:: Work to be completed ::
Tally how many lines hold the string "title". Your reply should be that number alone.

:: Data ::
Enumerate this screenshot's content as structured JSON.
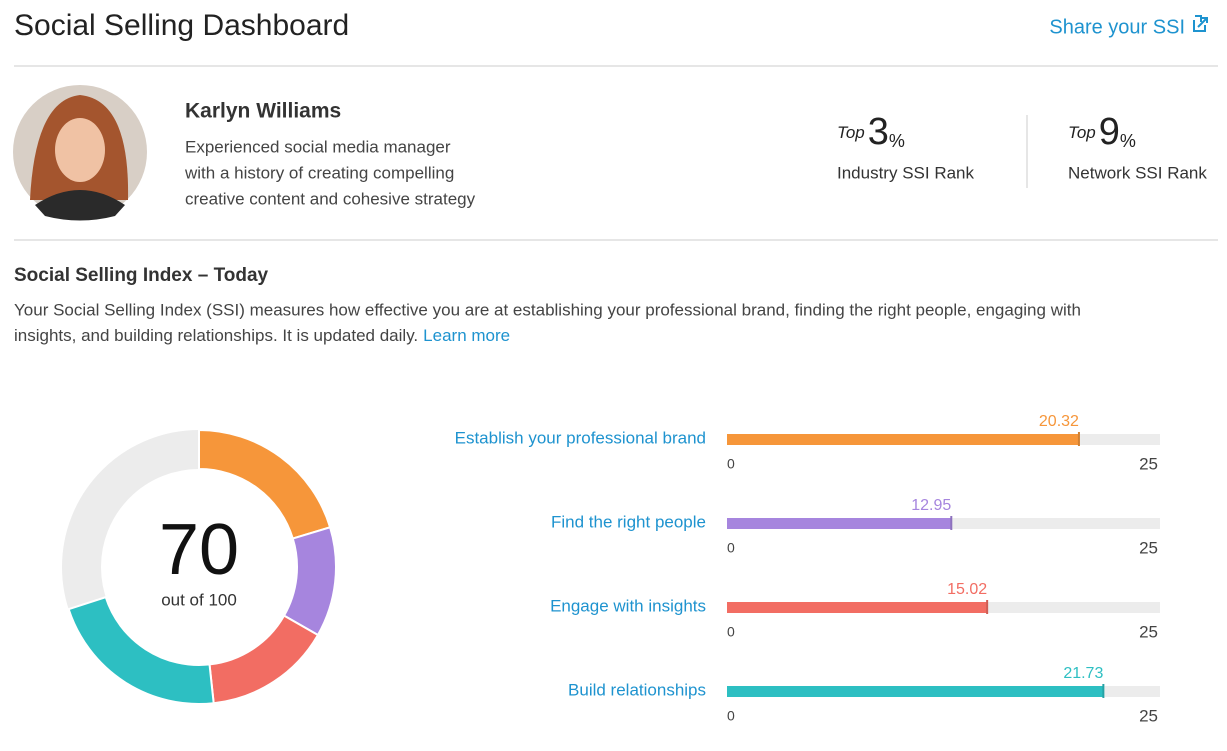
{
  "header": {
    "title": "Social Selling Dashboard",
    "share_link": "Share your SSI"
  },
  "profile": {
    "name": "Karlyn Williams",
    "bio_lines": [
      "Experienced social media manager",
      "with a history of creating compelling",
      "creative content and cohesive strategy"
    ]
  },
  "ranks": [
    {
      "prefix": "Top",
      "value": 3,
      "unit": "%",
      "label": "Industry SSI Rank"
    },
    {
      "prefix": "Top",
      "value": 9,
      "unit": "%",
      "label": "Network SSI Rank"
    }
  ],
  "ssi": {
    "title": "Social Selling Index – Today",
    "description_lines": [
      "Your Social Selling Index (SSI) measures how effective you are at establishing your professional brand, finding the right people, engaging with",
      "insights, and building relationships. It is updated daily."
    ],
    "learn_more": "Learn more"
  },
  "chart_data": {
    "type": "bar",
    "score": 70,
    "score_scale": {
      "value": 100,
      "label": "out of 100"
    },
    "categories": [
      "Establish your professional brand",
      "Find the right people",
      "Engage with insights",
      "Build relationships"
    ],
    "values": [
      20.32,
      12.95,
      15.02,
      21.73
    ],
    "colors": [
      "#f6963a",
      "#a685de",
      "#f26d63",
      "#2dbfc2"
    ],
    "xlim": [
      0,
      25
    ],
    "xticks": [
      0,
      25
    ]
  }
}
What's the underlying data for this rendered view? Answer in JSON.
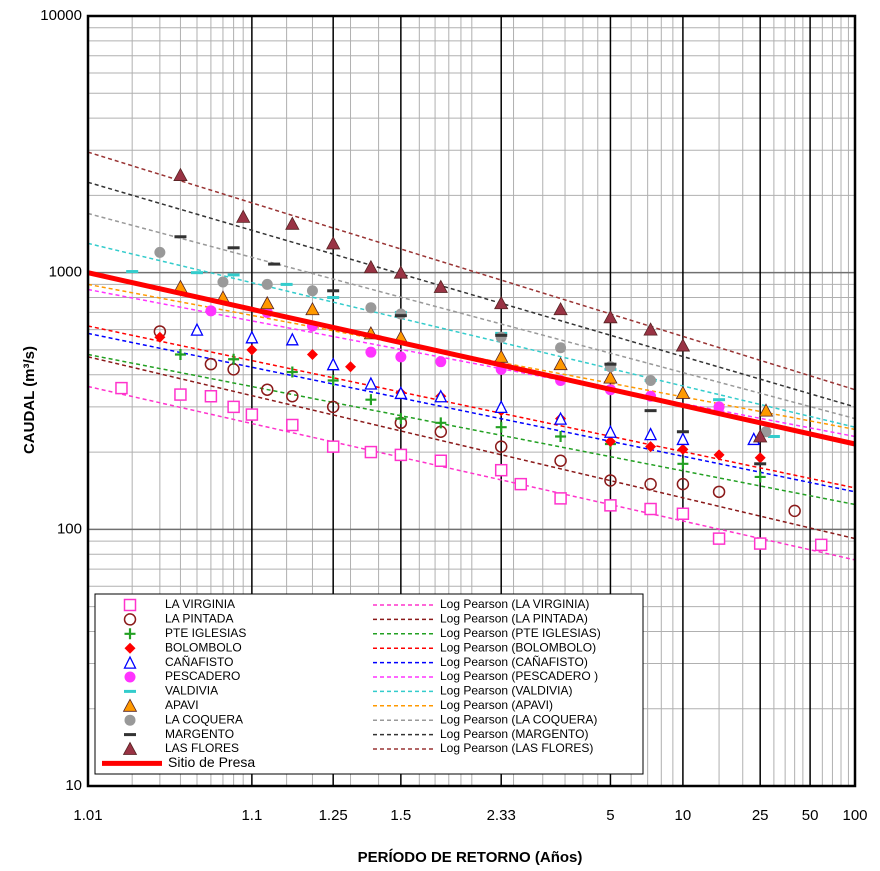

:: Answer for the task ::
2